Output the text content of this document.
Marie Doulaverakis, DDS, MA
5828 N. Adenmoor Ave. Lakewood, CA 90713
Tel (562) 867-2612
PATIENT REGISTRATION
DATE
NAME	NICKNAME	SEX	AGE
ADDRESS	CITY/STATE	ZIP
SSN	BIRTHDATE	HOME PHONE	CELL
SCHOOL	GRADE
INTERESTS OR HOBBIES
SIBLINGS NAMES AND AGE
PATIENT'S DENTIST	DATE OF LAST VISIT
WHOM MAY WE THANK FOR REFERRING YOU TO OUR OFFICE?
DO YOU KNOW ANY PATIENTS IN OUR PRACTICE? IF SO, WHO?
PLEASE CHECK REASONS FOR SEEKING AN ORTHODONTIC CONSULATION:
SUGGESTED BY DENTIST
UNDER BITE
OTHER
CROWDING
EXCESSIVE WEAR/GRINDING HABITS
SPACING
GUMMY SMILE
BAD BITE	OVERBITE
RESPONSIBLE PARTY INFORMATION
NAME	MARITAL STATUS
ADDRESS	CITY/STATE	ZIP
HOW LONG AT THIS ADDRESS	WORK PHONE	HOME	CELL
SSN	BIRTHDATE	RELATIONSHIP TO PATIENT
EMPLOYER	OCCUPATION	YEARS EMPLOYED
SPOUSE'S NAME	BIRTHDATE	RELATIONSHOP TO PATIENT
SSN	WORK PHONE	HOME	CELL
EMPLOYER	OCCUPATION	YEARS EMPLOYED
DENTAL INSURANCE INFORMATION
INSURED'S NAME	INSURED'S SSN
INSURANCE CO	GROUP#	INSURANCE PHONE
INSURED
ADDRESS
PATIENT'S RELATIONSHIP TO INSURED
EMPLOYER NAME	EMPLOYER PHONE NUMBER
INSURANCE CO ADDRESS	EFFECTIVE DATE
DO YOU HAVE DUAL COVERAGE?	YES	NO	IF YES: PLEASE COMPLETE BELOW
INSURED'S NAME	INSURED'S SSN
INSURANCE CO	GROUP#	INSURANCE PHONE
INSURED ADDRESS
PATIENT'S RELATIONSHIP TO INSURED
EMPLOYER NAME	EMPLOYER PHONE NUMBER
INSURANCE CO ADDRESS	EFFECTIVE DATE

Exercise prompt = Where a line of the material above holds the string "WORK", copy that line.

Answer for the task =
HOW LONG AT THIS ADDRESS	WORK PHONE	HOME	CELL
SSN	WORK PHONE	HOME	CELL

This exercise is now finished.